Data records ::
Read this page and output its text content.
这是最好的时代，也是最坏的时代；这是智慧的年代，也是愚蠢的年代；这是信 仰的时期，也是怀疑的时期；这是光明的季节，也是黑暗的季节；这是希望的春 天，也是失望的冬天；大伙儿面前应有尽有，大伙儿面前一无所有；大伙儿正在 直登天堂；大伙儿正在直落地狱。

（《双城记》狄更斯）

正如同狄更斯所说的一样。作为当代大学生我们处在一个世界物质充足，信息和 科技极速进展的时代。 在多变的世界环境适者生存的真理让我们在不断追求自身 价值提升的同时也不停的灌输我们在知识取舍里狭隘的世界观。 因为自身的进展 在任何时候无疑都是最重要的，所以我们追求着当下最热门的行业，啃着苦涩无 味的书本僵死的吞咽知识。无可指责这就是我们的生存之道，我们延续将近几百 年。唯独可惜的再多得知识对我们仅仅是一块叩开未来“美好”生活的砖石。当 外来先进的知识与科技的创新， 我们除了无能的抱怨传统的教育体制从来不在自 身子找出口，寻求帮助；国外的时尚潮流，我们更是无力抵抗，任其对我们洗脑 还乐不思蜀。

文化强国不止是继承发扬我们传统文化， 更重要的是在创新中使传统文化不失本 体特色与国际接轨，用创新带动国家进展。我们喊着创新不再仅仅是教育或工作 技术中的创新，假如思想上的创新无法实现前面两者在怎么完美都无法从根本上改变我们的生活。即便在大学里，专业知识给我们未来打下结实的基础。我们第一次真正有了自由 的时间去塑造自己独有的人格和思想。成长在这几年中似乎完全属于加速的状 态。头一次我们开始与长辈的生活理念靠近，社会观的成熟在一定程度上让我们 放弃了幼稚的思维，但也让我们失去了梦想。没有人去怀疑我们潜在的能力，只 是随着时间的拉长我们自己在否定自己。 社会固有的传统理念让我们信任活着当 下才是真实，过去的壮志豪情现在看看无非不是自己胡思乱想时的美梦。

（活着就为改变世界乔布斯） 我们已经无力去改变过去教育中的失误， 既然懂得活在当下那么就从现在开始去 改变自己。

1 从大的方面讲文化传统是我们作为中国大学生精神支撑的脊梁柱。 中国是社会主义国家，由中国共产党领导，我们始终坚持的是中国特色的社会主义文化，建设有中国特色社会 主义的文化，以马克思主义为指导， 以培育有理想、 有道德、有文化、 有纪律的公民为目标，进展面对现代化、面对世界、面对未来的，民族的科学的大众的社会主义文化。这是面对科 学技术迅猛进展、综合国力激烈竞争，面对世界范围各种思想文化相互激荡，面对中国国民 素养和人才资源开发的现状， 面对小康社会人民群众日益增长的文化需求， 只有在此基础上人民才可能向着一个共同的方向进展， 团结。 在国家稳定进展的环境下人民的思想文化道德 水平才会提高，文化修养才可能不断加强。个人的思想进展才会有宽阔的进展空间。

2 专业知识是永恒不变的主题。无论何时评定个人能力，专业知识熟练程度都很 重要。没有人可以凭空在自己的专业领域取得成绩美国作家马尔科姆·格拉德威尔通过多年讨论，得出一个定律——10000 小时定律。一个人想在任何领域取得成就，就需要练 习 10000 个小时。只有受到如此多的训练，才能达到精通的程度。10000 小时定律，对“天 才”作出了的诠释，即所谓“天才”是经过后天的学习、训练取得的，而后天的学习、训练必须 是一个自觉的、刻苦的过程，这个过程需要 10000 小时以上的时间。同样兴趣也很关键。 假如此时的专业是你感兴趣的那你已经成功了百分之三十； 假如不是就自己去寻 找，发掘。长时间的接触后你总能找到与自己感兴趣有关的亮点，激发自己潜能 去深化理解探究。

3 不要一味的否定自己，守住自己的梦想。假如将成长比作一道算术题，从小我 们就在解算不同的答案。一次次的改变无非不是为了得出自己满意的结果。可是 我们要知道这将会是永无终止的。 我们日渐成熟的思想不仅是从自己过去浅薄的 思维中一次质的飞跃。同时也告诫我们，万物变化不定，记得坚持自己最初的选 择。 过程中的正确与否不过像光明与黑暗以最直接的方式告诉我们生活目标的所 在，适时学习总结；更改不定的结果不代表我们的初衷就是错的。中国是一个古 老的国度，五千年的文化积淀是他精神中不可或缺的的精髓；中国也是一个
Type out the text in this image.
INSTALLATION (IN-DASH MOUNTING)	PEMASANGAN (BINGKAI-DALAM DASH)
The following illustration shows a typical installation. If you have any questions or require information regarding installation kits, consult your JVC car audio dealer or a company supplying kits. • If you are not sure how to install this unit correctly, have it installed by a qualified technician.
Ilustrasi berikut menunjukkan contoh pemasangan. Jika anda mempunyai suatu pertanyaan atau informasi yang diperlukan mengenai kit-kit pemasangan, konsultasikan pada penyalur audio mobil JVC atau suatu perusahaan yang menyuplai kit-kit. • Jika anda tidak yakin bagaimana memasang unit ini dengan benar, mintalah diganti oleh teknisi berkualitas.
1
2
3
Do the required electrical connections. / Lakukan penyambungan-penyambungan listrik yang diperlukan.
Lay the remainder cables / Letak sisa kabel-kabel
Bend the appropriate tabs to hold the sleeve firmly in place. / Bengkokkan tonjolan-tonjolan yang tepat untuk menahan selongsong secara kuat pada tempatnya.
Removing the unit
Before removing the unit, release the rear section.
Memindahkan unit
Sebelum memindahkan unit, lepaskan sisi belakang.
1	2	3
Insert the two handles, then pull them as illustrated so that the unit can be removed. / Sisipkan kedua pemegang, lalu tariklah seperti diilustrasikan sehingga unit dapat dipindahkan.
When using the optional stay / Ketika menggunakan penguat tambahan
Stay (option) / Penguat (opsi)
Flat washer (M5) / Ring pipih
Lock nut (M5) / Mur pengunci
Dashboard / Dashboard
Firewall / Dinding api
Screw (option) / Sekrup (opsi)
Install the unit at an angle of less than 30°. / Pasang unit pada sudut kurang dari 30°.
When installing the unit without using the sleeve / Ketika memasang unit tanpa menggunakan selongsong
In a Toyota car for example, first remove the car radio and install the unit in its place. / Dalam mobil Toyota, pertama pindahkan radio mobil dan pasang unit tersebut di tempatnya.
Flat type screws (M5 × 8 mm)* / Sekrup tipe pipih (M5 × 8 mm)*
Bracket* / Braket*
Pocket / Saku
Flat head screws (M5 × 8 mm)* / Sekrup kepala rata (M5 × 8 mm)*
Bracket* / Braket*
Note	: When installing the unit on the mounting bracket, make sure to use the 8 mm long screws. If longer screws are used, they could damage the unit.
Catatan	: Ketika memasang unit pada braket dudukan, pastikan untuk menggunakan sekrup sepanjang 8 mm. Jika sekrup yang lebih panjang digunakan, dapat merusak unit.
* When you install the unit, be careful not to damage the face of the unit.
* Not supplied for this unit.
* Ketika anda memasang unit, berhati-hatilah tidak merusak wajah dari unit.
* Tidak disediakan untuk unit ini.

Problem description :: Extract the full listing above without altering anything.

Answer to the problem ::
Read this page and output its text content.
这是最好的时代，也是最坏的时代；这是智慧的年代，也是愚蠢的年代；这是信 仰的时期，也是怀疑的时期；这是光明的季节，也是黑暗的季节；这是希望的春 天，也是失望的冬天；大伙儿面前应有尽有，大伙儿面前一无所有；大伙儿正在 直登天堂；大伙儿正在直落地狱。

（《双城记》狄更斯）

正如同狄更斯所说的一样。作为当代大学生我们处在一个世界物质充足，信息和 科技极速进展的时代。 在多变的世界环境适者生存的真理让我们在不断追求自身 价值提升的同时也不停的灌输我们在知识取舍里狭隘的世界观。 因为自身的进展 在任何时候无疑都是最重要的，所以我们追求着当下最热门的行业，啃着苦涩无 味的书本僵死的吞咽知识。无可指责这就是我们的生存之道，我们延续将近几百 年。唯独可惜的再多得知识对我们仅仅是一块叩开未来“美好”生活的砖石。当 外来先进的知识与科技的创新， 我们除了无能的抱怨传统的教育体制从来不在自 身子找出口，寻求帮助；国外的时尚潮流，我们更是无力抵抗，任其对我们洗脑 还乐不思蜀。

文化强国不止是继承发扬我们传统文化， 更重要的是在创新中使传统文化不失本 体特色与国际接轨，用创新带动国家进展。我们喊着创新不再仅仅是教育或工作 技术中的创新，假如思想上的创新无法实现前面两者在怎么完美都无法从根本上改变我们的生活。即便在大学里，专业知识给我们未来打下结实的基础。我们第一次真正有了自由 的时间去塑造自己独有的人格和思想。成长在这几年中似乎完全属于加速的状 态。头一次我们开始与长辈的生活理念靠近，社会观的成熟在一定程度上让我们 放弃了幼稚的思维，但也让我们失去了梦想。没有人去怀疑我们潜在的能力，只 是随着时间的拉长我们自己在否定自己。 社会固有的传统理念让我们信任活着当 下才是真实，过去的壮志豪情现在看看无非不是自己胡思乱想时的美梦。

（活着就为改变世界乔布斯） 我们已经无力去改变过去教育中的失误， 既然懂得活在当下那么就从现在开始去 改变自己。

1 从大的方面讲文化传统是我们作为中国大学生精神支撑的脊梁柱。 中国是社会主义国家，由中国共产党领导，我们始终坚持的是中国特色的社会主义文化，建设有中国特色社会 主义的文化，以马克思主义为指导， 以培育有理想、 有道德、有文化、 有纪律的公民为目标，进展面对现代化、面对世界、面对未来的，民族的科学的大众的社会主义文化。这是面对科 学技术迅猛进展、综合国力激烈竞争，面对世界范围各种思想文化相互激荡，面对中国国民 素养和人才资源开发的现状， 面对小康社会人民群众日益增长的文化需求， 只有在此基础上人民才可能向着一个共同的方向进展， 团结。 在国家稳定进展的环境下人民的思想文化道德 水平才会提高，文化修养才可能不断加强。个人的思想进展才会有宽阔的进展空间。

2 专业知识是永恒不变的主题。无论何时评定个人能力，专业知识熟练程度都很 重要。没有人可以凭空在自己的专业领域取得成绩美国作家马尔科姆·格拉德威尔通过多年讨论，得出一个定律——10000 小时定律。一个人想在任何领域取得成就，就需要练 习 10000 个小时。只有受到如此多的训练，才能达到精通的程度。10000 小时定律，对“天 才”作出了的诠释，即所谓“天才”是经过后天的学习、训练取得的，而后天的学习、训练必须 是一个自觉的、刻苦的过程，这个过程需要 10000 小时以上的时间。同样兴趣也很关键。 假如此时的专业是你感兴趣的那你已经成功了百分之三十； 假如不是就自己去寻 找，发掘。长时间的接触后你总能找到与自己感兴趣有关的亮点，激发自己潜能 去深化理解探究。

3 不要一味的否定自己，守住自己的梦想。假如将成长比作一道算术题，从小我 们就在解算不同的答案。一次次的改变无非不是为了得出自己满意的结果。可是 我们要知道这将会是永无终止的。 我们日渐成熟的思想不仅是从自己过去浅薄的 思维中一次质的飞跃。同时也告诫我们，万物变化不定，记得坚持自己最初的选 择。 过程中的正确与否不过像光明与黑暗以最直接的方式告诉我们生活目标的所 在，适时学习总结；更改不定的结果不代表我们的初衷就是错的。中国是一个古 老的国度，五千年的文化积淀是他精神中不可或缺的的精髓；中国也是一个
Type out the text in this image.
INSTALLATION (IN-DASH MOUNTING)	PEMASANGAN (BINGKAI-DALAM DASH)
The following illustration shows a typical installation. If you have any questions or require information regarding installation kits, consult your JVC car audio dealer or a company supplying kits. • If you are not sure how to install this unit correctly, have it installed by a qualified technician.
Ilustrasi berikut menunjukkan contoh pemasangan. Jika anda mempunyai suatu pertanyaan atau informasi yang diperlukan mengenai kit-kit pemasangan, konsultasikan pada penyalur audio mobil JVC atau suatu perusahaan yang menyuplai kit-kit. • Jika anda tidak yakin bagaimana memasang unit ini dengan benar, mintalah diganti oleh teknisi berkualitas.
1
2
3
Do the required electrical connections. / Lakukan penyambungan-penyambungan listrik yang diperlukan.
Lay the remainder cables / Letak sisa kabel-kabel
Bend the appropriate tabs to hold the sleeve firmly in place. / Bengkokkan tonjolan-tonjolan yang tepat untuk menahan selongsong secara kuat pada tempatnya.
Removing the unit
Before removing the unit, release the rear section.
Memindahkan unit
Sebelum memindahkan unit, lepaskan sisi belakang.
1	2	3
Insert the two handles, then pull them as illustrated so that the unit can be removed. / Sisipkan kedua pemegang, lalu tariklah seperti diilustrasikan sehingga unit dapat dipindahkan.
When using the optional stay / Ketika menggunakan penguat tambahan
Stay (option) / Penguat (opsi)
Flat washer (M5) / Ring pipih
Lock nut (M5) / Mur pengunci
Dashboard / Dashboard
Firewall / Dinding api
Screw (option) / Sekrup (opsi)
Install the unit at an angle of less than 30°. / Pasang unit pada sudut kurang dari 30°.
When installing the unit without using the sleeve / Ketika memasang unit tanpa menggunakan selongsong
In a Toyota car for example, first remove the car radio and install the unit in its place. / Dalam mobil Toyota, pertama pindahkan radio mobil dan pasang unit tersebut di tempatnya.
Flat type screws (M5 × 8 mm)* / Sekrup tipe pipih (M5 × 8 mm)*
Bracket* / Braket*
Pocket / Saku
Flat head screws (M5 × 8 mm)* / Sekrup kepala rata (M5 × 8 mm)*
Bracket* / Braket*
Note	: When installing the unit on the mounting bracket, make sure to use the 8 mm long screws. If longer screws are used, they could damage the unit.
Catatan	: Ketika memasang unit pada braket dudukan, pastikan untuk menggunakan sekrup sepanjang 8 mm. Jika sekrup yang lebih panjang digunakan, dapat merusak unit.
* When you install the unit, be careful not to damage the face of the unit.
* Not supplied for this unit.
* Ketika anda memasang unit, berhati-hatilah tidak merusak wajah dari unit.
* Tidak disediakan untuk unit ini.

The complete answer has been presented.